(Stored dataset items)
============================================================

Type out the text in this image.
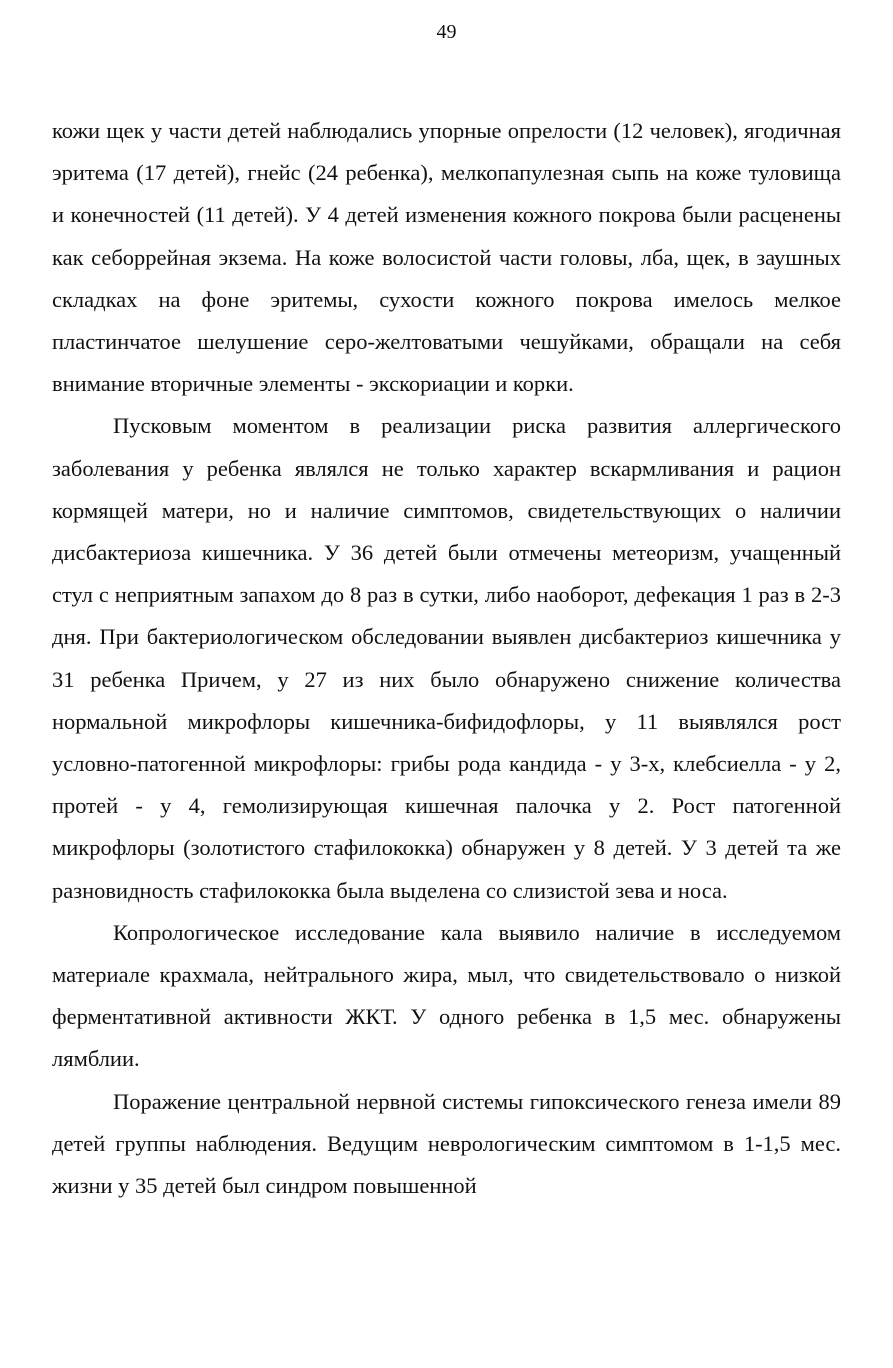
49

кожи щек у части детей наблюдались упорные опрелости (12 человек), ягодичная эритема (17 детей), гнейс (24 ребенка), мелкопапулезная сыпь на коже туловища и конечностей (11 детей). У 4 детей изменения кожного покрова были расценены как себоррейная экзема. На коже волосистой части головы, лба, щек, в заушных складках на фоне эритемы, сухости кожного покрова имелось мелкое пластинчатое шелушение серо-желтоватыми чешуйками, обращали на себя внимание вторичные элементы - экскориации и корки.

Пусковым моментом в реализации риска развития аллергического заболевания у ребенка являлся не только характер вскармливания и рацион кормящей матери, но и наличие симптомов, свидетельствующих о наличии дисбактериоза кишечника. У 36 детей были отмечены метеоризм, учащенный стул с неприятным запахом до 8 раз в сутки, либо наоборот, дефекация 1 раз в 2-3 дня. При бактериологическом обследовании выявлен дисбактериоз кишечника у 31 ребенка Причем, у 27 из них было обнаружено снижение количества нормальной микрофлоры кишечника-бифидофлоры, у 11 выявлялся рост условно-патогенной микрофлоры: грибы рода кандида - у 3-х, клебсиелла - у 2, протей - у 4, гемолизирующая кишечная палочка у 2. Рост патогенной микрофлоры (золотистого стафилококка) обнаружен у 8 детей. У 3 детей та же разновидность стафилококка была выделена со слизистой зева и носа.

Копрологическое исследование кала выявило наличие в исследуемом материале крахмала, нейтрального жира, мыл, что свидетельствовало о низкой ферментативной активности ЖКТ. У одного ребенка в 1,5 мес. обнаружены лямблии.

Поражение центральной нервной системы гипоксического генеза имели 89 детей группы наблюдения. Ведущим неврологическим симптомом в 1-1,5 мес. жизни у 35 детей был синдром повышенной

============================================================

Omitting all images, retype each line of the records precisely.

→ **TASK OUTPUT**:
Type out the text in this image.
49

кожи щек у части детей наблюдались упорные опрелости (12 человек), ягодичная эритема (17 детей), гнейс (24 ребенка), мелкопапулезная сыпь на коже туловища и конечностей (11 детей). У 4 детей изменения кожного покрова были расценены как себоррейная экзема. На коже волосистой части головы, лба, щек, в заушных складках на фоне эритемы, сухости кожного покрова имелось мелкое пластинчатое шелушение серо-желтоватыми чешуйками, обращали на себя внимание вторичные элементы - экскориации и корки.

Пусковым моментом в реализации риска развития аллергического заболевания у ребенка являлся не только характер вскармливания и рацион кормящей матери, но и наличие симптомов, свидетельствующих о наличии дисбактериоза кишечника. У 36 детей были отмечены метеоризм, учащенный стул с неприятным запахом до 8 раз в сутки, либо наоборот, дефекация 1 раз в 2-3 дня. При бактериологическом обследовании выявлен дисбактериоз кишечника у 31 ребенка Причем, у 27 из них было обнаружено снижение количества нормальной микрофлоры кишечника-бифидофлоры, у 11 выявлялся рост условно-патогенной микрофлоры: грибы рода кандида - у 3-х, клебсиелла - у 2, протей - у 4, гемолизирующая кишечная палочка у 2. Рост патогенной микрофлоры (золотистого стафилококка) обнаружен у 8 детей. У 3 детей та же разновидность стафилококка была выделена со слизистой зева и носа.

Копрологическое исследование кала выявило наличие в исследуемом материале крахмала, нейтрального жира, мыл, что свидетельствовало о низкой ферментативной активности ЖКТ. У одного ребенка в 1,5 мес. обнаружены лямблии.

Поражение центральной нервной системы гипоксического генеза имели 89 детей группы наблюдения. Ведущим неврологическим симптомом в 1-1,5 мес. жизни у 35 детей был синдром повышенной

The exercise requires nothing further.